» MATERIAL FOR THE TASK:

________________

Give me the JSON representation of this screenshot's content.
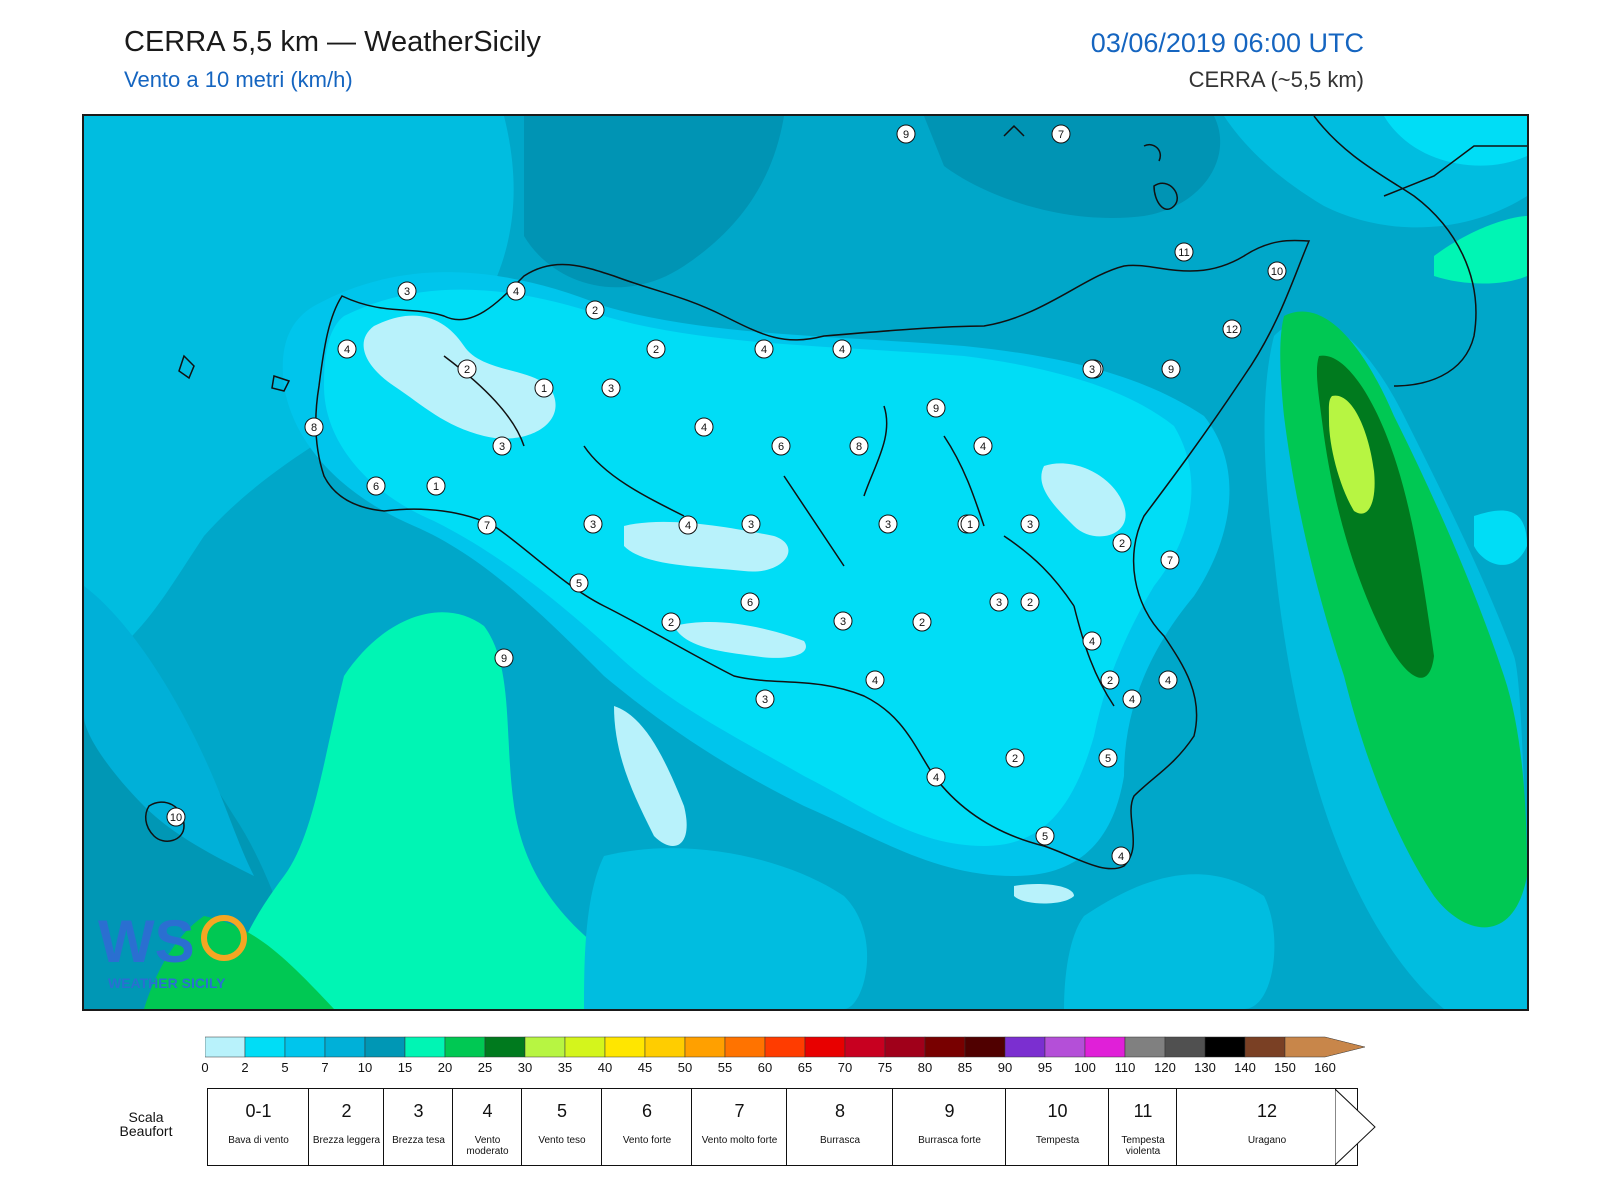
{
  "header": {
    "title": "CERRA 5,5 km — WeatherSicily",
    "subtitle": "Vento a 10 metri (km/h)",
    "datetime": "03/06/2019 06:00 UTC",
    "model": "CERRA (~5,5 km)"
  },
  "map": {
    "station_values": [
      "9",
      "7",
      "11",
      "10",
      "12",
      "3",
      "4",
      "2",
      "2",
      "4",
      "1",
      "3",
      "4",
      "2",
      "4",
      "8",
      "9",
      "8",
      "1",
      "3",
      "4",
      "6",
      "8",
      "9",
      "4",
      "7",
      "3",
      "6",
      "9",
      "7",
      "4",
      "3",
      "3",
      "1",
      "3",
      "2",
      "2",
      "5",
      "6",
      "3",
      "2",
      "3",
      "2",
      "4",
      "4",
      "2",
      "4",
      "4",
      "5",
      "2",
      "5",
      "4",
      "3",
      "4",
      "10",
      "1",
      "3"
    ]
  },
  "logo": {
    "text": "WEATHER SICILY",
    "mark": "WS"
  },
  "colorbar": {
    "ticks": [
      "0",
      "2",
      "5",
      "7",
      "10",
      "15",
      "20",
      "25",
      "30",
      "35",
      "40",
      "45",
      "50",
      "55",
      "60",
      "65",
      "70",
      "75",
      "80",
      "85",
      "90",
      "95",
      "100",
      "110",
      "120",
      "130",
      "140",
      "150",
      "160"
    ],
    "colors": [
      "#b8f2fb",
      "#00ddf6",
      "#00c5ec",
      "#00b0d8",
      "#0097b5",
      "#00f5b4",
      "#00c853",
      "#007a1e",
      "#b7f542",
      "#d4f51c",
      "#ffe600",
      "#ffcd00",
      "#ffa000",
      "#ff7300",
      "#ff3c00",
      "#e80000",
      "#c80020",
      "#a0001a",
      "#780000",
      "#500000",
      "#7b2fd0",
      "#b44fd8",
      "#e020d8",
      "#808080",
      "#505050",
      "#000000",
      "#7a4024",
      "#c8864a"
    ]
  },
  "beaufort": {
    "label": "Scala Beaufort",
    "cells": [
      {
        "num": "0-1",
        "desc": "Bava di vento"
      },
      {
        "num": "2",
        "desc": "Brezza leggera"
      },
      {
        "num": "3",
        "desc": "Brezza tesa"
      },
      {
        "num": "4",
        "desc": "Vento moderato"
      },
      {
        "num": "5",
        "desc": "Vento teso"
      },
      {
        "num": "6",
        "desc": "Vento forte"
      },
      {
        "num": "7",
        "desc": "Vento molto forte"
      },
      {
        "num": "8",
        "desc": "Burrasca"
      },
      {
        "num": "9",
        "desc": "Burrasca forte"
      },
      {
        "num": "10",
        "desc": "Tempesta"
      },
      {
        "num": "11",
        "desc": "Tempesta violenta"
      },
      {
        "num": "12",
        "desc": "Uragano"
      }
    ]
  }
}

________________

» PROBLEM STATEMENT: Pick out every line with the string "forte" and copy it.

» RESPONSE BELOW:
        "desc": "Vento forte"
        "desc": "Vento molto forte"
        "desc": "Burrasca forte"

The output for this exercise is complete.